I have been trying to think of ways to make Foldit more appealing.
One thing I think would help is if people could play it for a few minutes at a time
and still feel like their contribution matters. How can this be done?
First, many popular games are very simple and have rounds that last only a few minutes.
Then, when people have a few minutes to spare, they can always fit in a round or two.
Once people start playing, some will lose track of time and end up playing many rounds of the game.
When you add up all the time they spend each day, month, or year playing the game,
it can add up to a surprisingly large amount.
Games like www.neopets.com and FarmVille are good examples:
http://en.wikipedia.org/wiki/Neopets
http://en.wikipedia.org/wiki/Farmville
Many more people have a few minutes at a time to spare than several hours at a time to spare.
If you can think of anything to make Foldit more appealing on shorter time scales,
please post or e-mail about it.
The above is also discussed at http://fold.it/portal/node/993167
Another idea is to have Foldit keep track of moves done so far on a puzzle
and report this to the user as the game goes.
There could be separate rankings for best score in under 300 moves,
best score in under 1,000 moves, best score in under 3,000 moves,
best score in under 10,000 moves, best score in under 30,000 moves, etc.

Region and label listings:
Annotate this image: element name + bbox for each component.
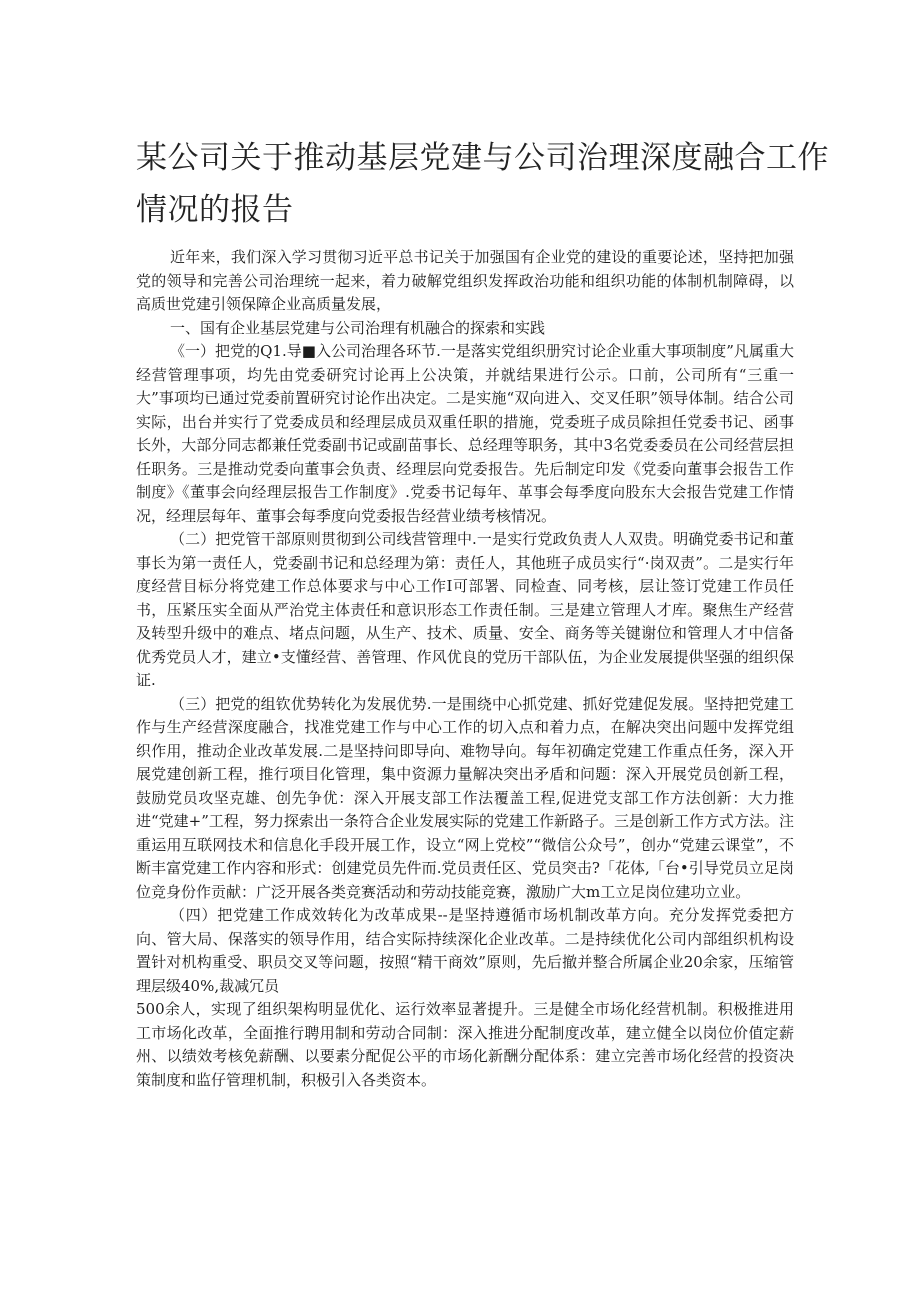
body-paragraph: （三）把党的组钦优势转化为发展优势.一是围绕中心抓党建、抓好党建促发展。坚持把党建工作与生产经营深度融合，找准党建工作与中心工作的切入点和着力点，在解决突出问题中发挥党组织作用，推动企业改革发展.二是坚持问即导向、难物导向。每年初确定党建工作重点任务，深入开展党建创新工程，推行项目化管理，集中资源力量解决突出矛盾和问题：深入开展党员创新工程，鼓励党员攻坚克雄、创先争优：深入开展支部工作法覆盖工程,促进党支部工作方法创新：大力推进“党建+”工程，努力探索出一条符合企业发展实际的党建工作新路子。三是创新工作方式方法。注重运用互联网技术和信息化手段开展工作，设立“网上党校”“微信公众号”，创办“党建云课堂”，不断丰富党建工作内容和形式：创建党员先件而.党员责任区、党员突击?「花体,「台•引导党员立足岗位竞身份作贡献：广泛开展各类竞赛活动和劳动技能竞赛，激励广大m工立足岗位建功立业。: [136, 694, 794, 901]
document-title: [136, 132, 829, 236]
body-paragraph: （二）把党管干部原则贯彻到公司线营管理中.一是实行党政负责人人双贵。明确党委书记和董事长为第一责任人，党委副书记和总经理为第：责任人，其他班子成员实行“·岗双责”。二是实行年度经营目标分将党建工作总体要求与中心工作I可部署、同检查、同考核，层让签订党建工作员任书，压紧压实全面从严治党主体责任和意识形态工作责任制。三是建立管理人才库。聚焦生产经营及转型升级中的难点、堵点问题，从生产、技术、质量、安全、商务等关键谢位和管理人才中信备优秀党员人才，建立•支懂经营、善管理、作风优良的党历干部队伍，为企业发展提供坚强的组织保证.: [136, 530, 794, 689]
intro-paragraph: 近年来，我们深入学习贯彻习近平总书记关于加强国有企业党的建设的重要论述，坚持把加强党的领导和完善公司治理统一起来，着力破解党组织发挥政治功能和组织功能的体制机制障碍，以高质世党建引领保障企业高质量发展，: [136, 248, 794, 313]
title-line-1: 某公司关于推动基层党建与公司治理深度融合工作: [136, 140, 829, 176]
body-paragraph: 《一）把党的Q1.导■入公司治理各环节.一是落实党组织册究讨论企业重大事项制度”凡属重大经营管理事项，均先由党委研究讨论再上公决策，并就结果进行公示。口前，公司所有“三重一大”事项均已通过党委前置研究讨论作出决定。二是实施“双向进入、交叉任职”领导体制。结合公司实际，出台并实行了党委成员和经理层成员双重任职的措施，党委班子成员除担任党委书记、函事长外，大部分同志都兼任党委副书记或副苗事长、总经理等职务，其中3名党委委员在公司经营层担任职务。三是推动党委向董事会负责、经理层向党委报告。先后制定印发《党委向董事会报告工作制度》《董事会向经理层报告工作制度》.党委书记每年、革事会每季度向股东大会报告党建工作情况，经理层每年、董事会每季度向党委报告经营业绩考核情况。: [136, 342, 794, 525]
document-body: [136, 246, 794, 1092]
title-line-2: 情况的报告: [136, 192, 294, 228]
body-paragraph-continued: 500余人，实现了组织架构明显优化、运行效率显著提升。三是健全市场化经营机制。积极推进用工市场化改革，全面推行聘用制和劳动合同制：深入推进分配制度改革，建立健全以岗位价值定薪州、以绩效考核免薪酬、以要素分配促公平的市场化新酬分配体系：建立完善市场化经营的投资决策制度和监仔管理机制，积极引入各类资本。: [136, 1000, 794, 1089]
section-heading: 一、国有企业基层党建与公司治理有机融合的探索和实践: [170, 318, 546, 337]
body-paragraph: （四）把党建工作成效转化为改革成果--是坚持遵循市场机制改革方向。充分发挥党委把方向、管大局、保落实的领导作用，结合实际持续深化企业改革。二是持续优化公司内部组织机构设置针对机构重受、职员交叉等问题，按照“精干商效”原则，先后撤并整合所属企业20余家，压缩管理层级40%,裁减冗员: [136, 906, 794, 995]
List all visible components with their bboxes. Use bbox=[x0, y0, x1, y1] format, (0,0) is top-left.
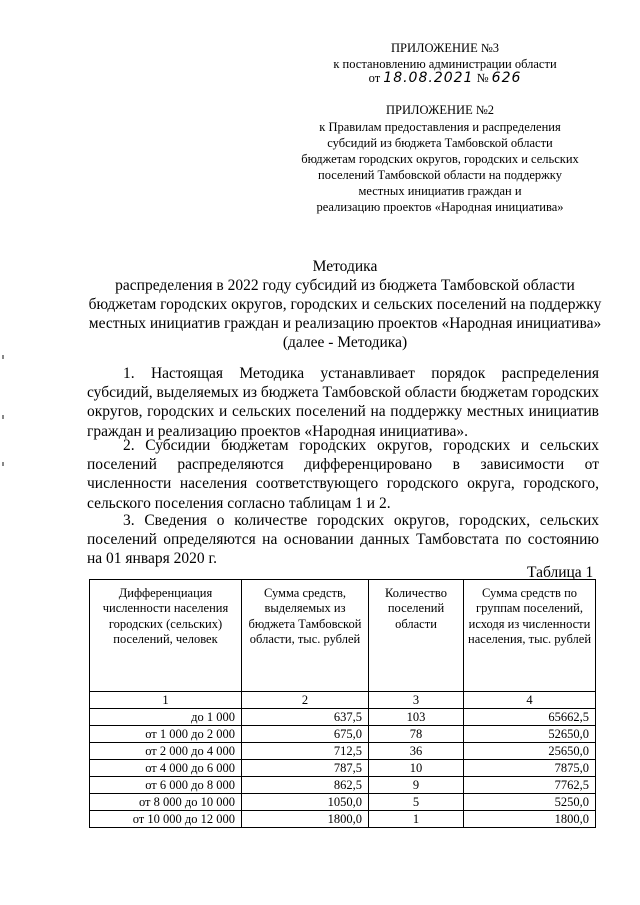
cell-population: от 2 000 до 4 000 bbox=[90, 743, 242, 760]
cell-population: до 1 000 bbox=[90, 709, 242, 726]
cell-total: 52650,0 bbox=[464, 726, 596, 743]
cell-population: от 6 000 до 8 000 bbox=[90, 777, 242, 794]
table-caption: Таблица 1 bbox=[527, 564, 594, 581]
title-line: бюджетам городских округов, городских и сельских поселений на поддержку bbox=[88, 296, 602, 313]
cell-amount: 712,5 bbox=[242, 743, 369, 760]
paragraph-1: 1. Настоящая Методика устанавливает порядок распределения субсидий, выделяемых из бюджета Тамбовской области бюджетам городских округов, городских и сельских поселений на поддержку местных инициатив граждан и реализацию проектов «Народная инициатива». bbox=[87, 365, 600, 440]
table-row bbox=[90, 743, 596, 760]
header-population: Дифференциация численности населения городских (сельских) поселений, человек bbox=[90, 580, 242, 692]
table-row bbox=[90, 811, 596, 828]
cell-amount: 787,5 bbox=[242, 760, 369, 777]
col-number: 4 bbox=[464, 692, 596, 709]
col-number: 2 bbox=[242, 692, 369, 709]
scan-mark bbox=[2, 462, 4, 466]
annex2-line: реализацию проектов «Народная инициатива» bbox=[316, 200, 564, 214]
annex2-line: к Правилам предоставления и распределения bbox=[319, 120, 561, 134]
title-line: (далее - Методика) bbox=[282, 334, 408, 351]
cell-count: 78 bbox=[369, 726, 464, 743]
title-line: распределения в 2022 году субсидий из бюджета Тамбовской области bbox=[115, 277, 575, 294]
cell-total: 7875,0 bbox=[464, 760, 596, 777]
table-row bbox=[90, 726, 596, 743]
cell-population: от 1 000 до 2 000 bbox=[90, 726, 242, 743]
table-row bbox=[90, 794, 596, 811]
col-number: 3 bbox=[369, 692, 464, 709]
annex3-block bbox=[300, 40, 590, 86]
cell-count: 36 bbox=[369, 743, 464, 760]
number-prefix: № bbox=[476, 71, 489, 85]
annex3-date-line bbox=[300, 70, 590, 86]
annex2-line: местных инициатив граждан и bbox=[358, 184, 522, 198]
header-amount: Сумма средств, выделяемых из бюджета Тамбовской области, тыс. рублей bbox=[242, 580, 369, 692]
cell-amount: 675,0 bbox=[242, 726, 369, 743]
cell-total: 65662,5 bbox=[464, 709, 596, 726]
cell-population: от 4 000 до 6 000 bbox=[90, 760, 242, 777]
header-count: Количество поселений области bbox=[369, 580, 464, 692]
table-header-row bbox=[90, 580, 596, 692]
handwritten-number: 626 bbox=[491, 70, 522, 86]
document-title bbox=[60, 257, 630, 352]
scan-mark bbox=[2, 415, 4, 419]
cell-amount: 1800,0 bbox=[242, 811, 369, 828]
cell-count: 1 bbox=[369, 811, 464, 828]
table-row bbox=[90, 760, 596, 777]
cell-amount: 1050,0 bbox=[242, 794, 369, 811]
subsidy-table bbox=[89, 579, 596, 828]
column-number-row bbox=[90, 692, 596, 709]
cell-population: от 10 000 до 12 000 bbox=[90, 811, 242, 828]
header-total: Сумма средств по группам поселений, исходя из численности населения, тыс. рублей bbox=[464, 580, 596, 692]
annex2-line: поселений Тамбовской области на поддержку bbox=[318, 168, 562, 182]
cell-total: 5250,0 bbox=[464, 794, 596, 811]
cell-count: 9 bbox=[369, 777, 464, 794]
cell-population: от 8 000 до 10 000 bbox=[90, 794, 242, 811]
date-prefix: от bbox=[368, 71, 381, 85]
cell-amount: 862,5 bbox=[242, 777, 369, 794]
annex2-line: субсидий из бюджета Тамбовской области bbox=[327, 136, 553, 150]
annex2-line: бюджетам городских округов, городских и сельских bbox=[301, 152, 579, 166]
scan-mark bbox=[2, 355, 4, 359]
title-line: местных инициатив граждан и реализацию проектов «Народная инициатива» bbox=[88, 315, 602, 332]
title-line: Методика bbox=[312, 258, 378, 275]
cell-count: 10 bbox=[369, 760, 464, 777]
handwritten-date: 18.08.2021 bbox=[383, 70, 474, 86]
cell-total: 7762,5 bbox=[464, 777, 596, 794]
paragraph-2: 2. Субсидии бюджетам городских округов, городских и сельских поселений распределяются дифференцировано в зависимости от численности населения соответствующего городского округа, городского, сельского поселения согласно таблицам 1 и 2. bbox=[87, 437, 599, 512]
annex2-title: ПРИЛОЖЕНИЕ №2 bbox=[385, 103, 495, 117]
cell-count: 5 bbox=[369, 794, 464, 811]
table-row bbox=[90, 777, 596, 794]
annex3-subtitle: к постановлению администрации области bbox=[333, 57, 557, 71]
cell-total: 25650,0 bbox=[464, 743, 596, 760]
cell-count: 103 bbox=[369, 709, 464, 726]
annex2-block bbox=[270, 102, 610, 215]
paragraph-3: 3. Сведения о количестве городских округов, городских, сельских поселений определяются на основании данных Тамбовстата по состоянию на 01 января 2020 г. bbox=[87, 512, 599, 568]
table-row bbox=[90, 709, 596, 726]
cell-amount: 637,5 bbox=[242, 709, 369, 726]
cell-total: 1800,0 bbox=[464, 811, 596, 828]
annex3-title: ПРИЛОЖЕНИЕ №3 bbox=[390, 41, 500, 55]
col-number: 1 bbox=[90, 692, 242, 709]
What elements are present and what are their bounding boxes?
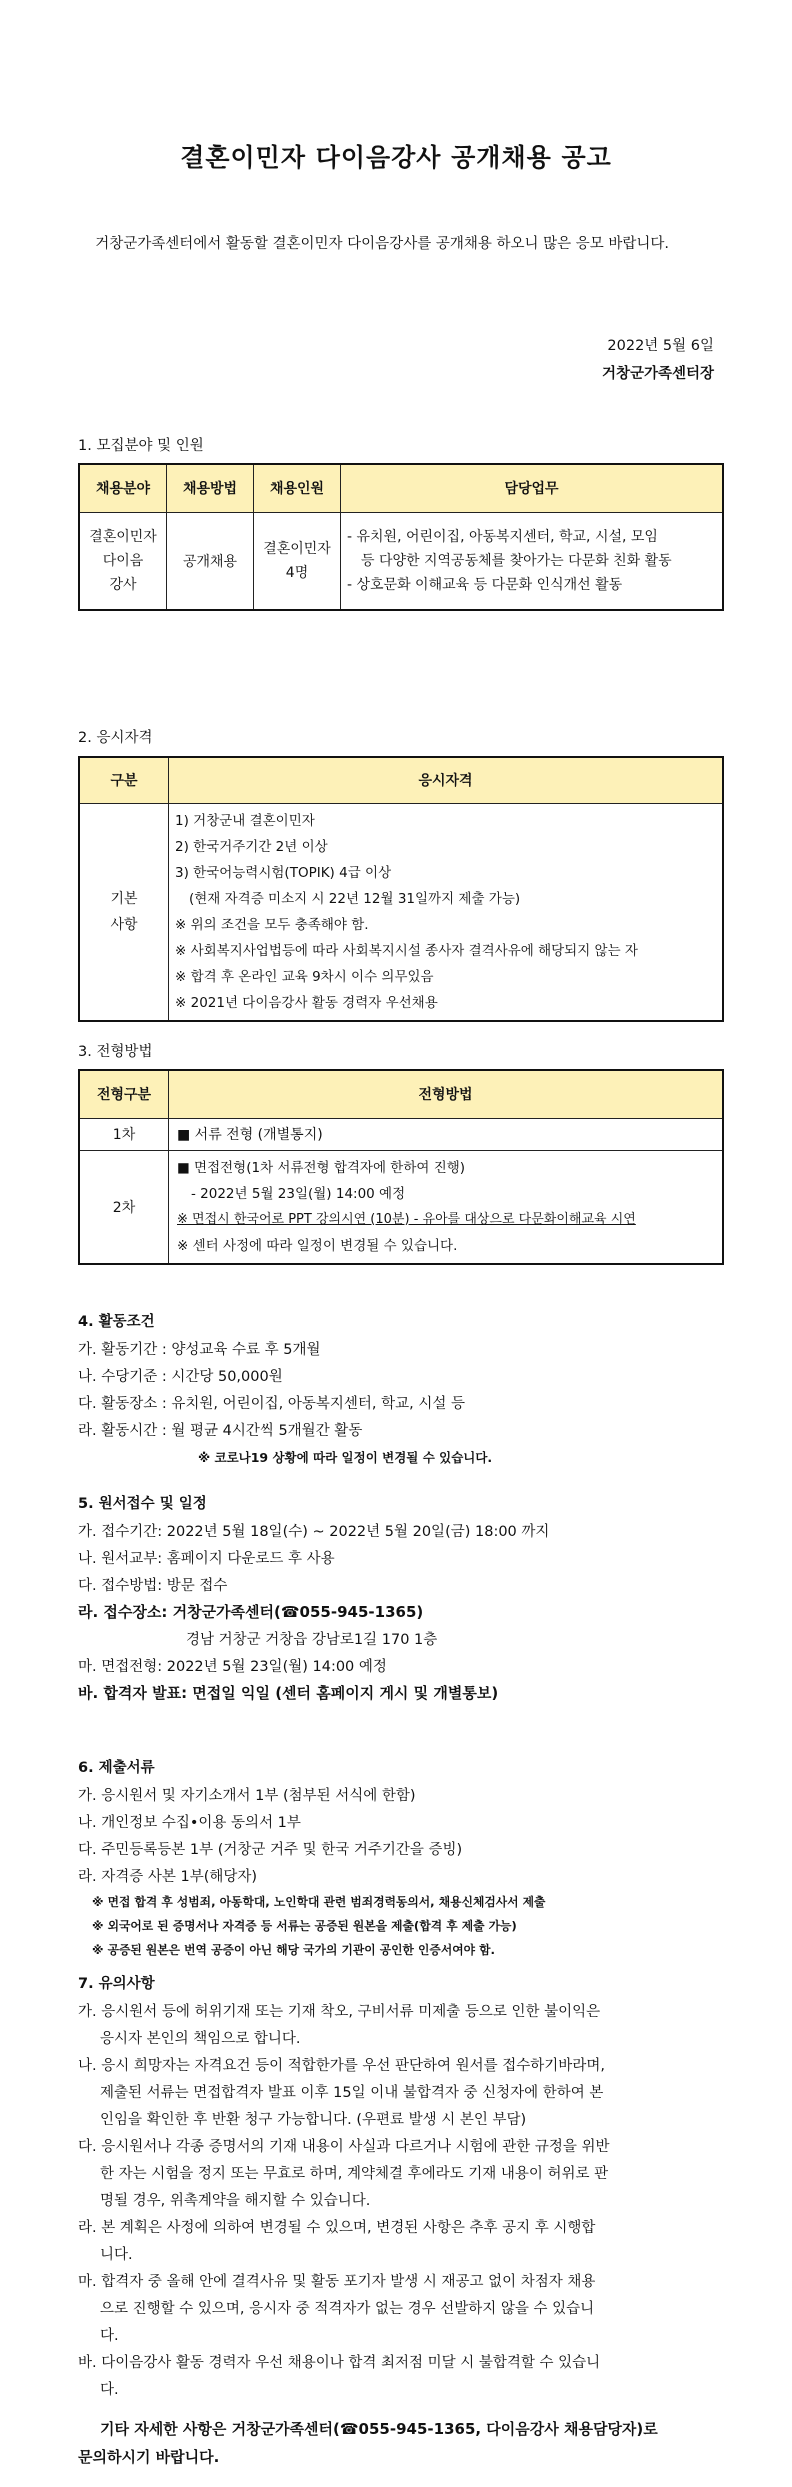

Problem to work on: In the Foldit post, which two games are named as good examples of simple games that people play in short rounds?

Finished answer: Neopets and FarmVille.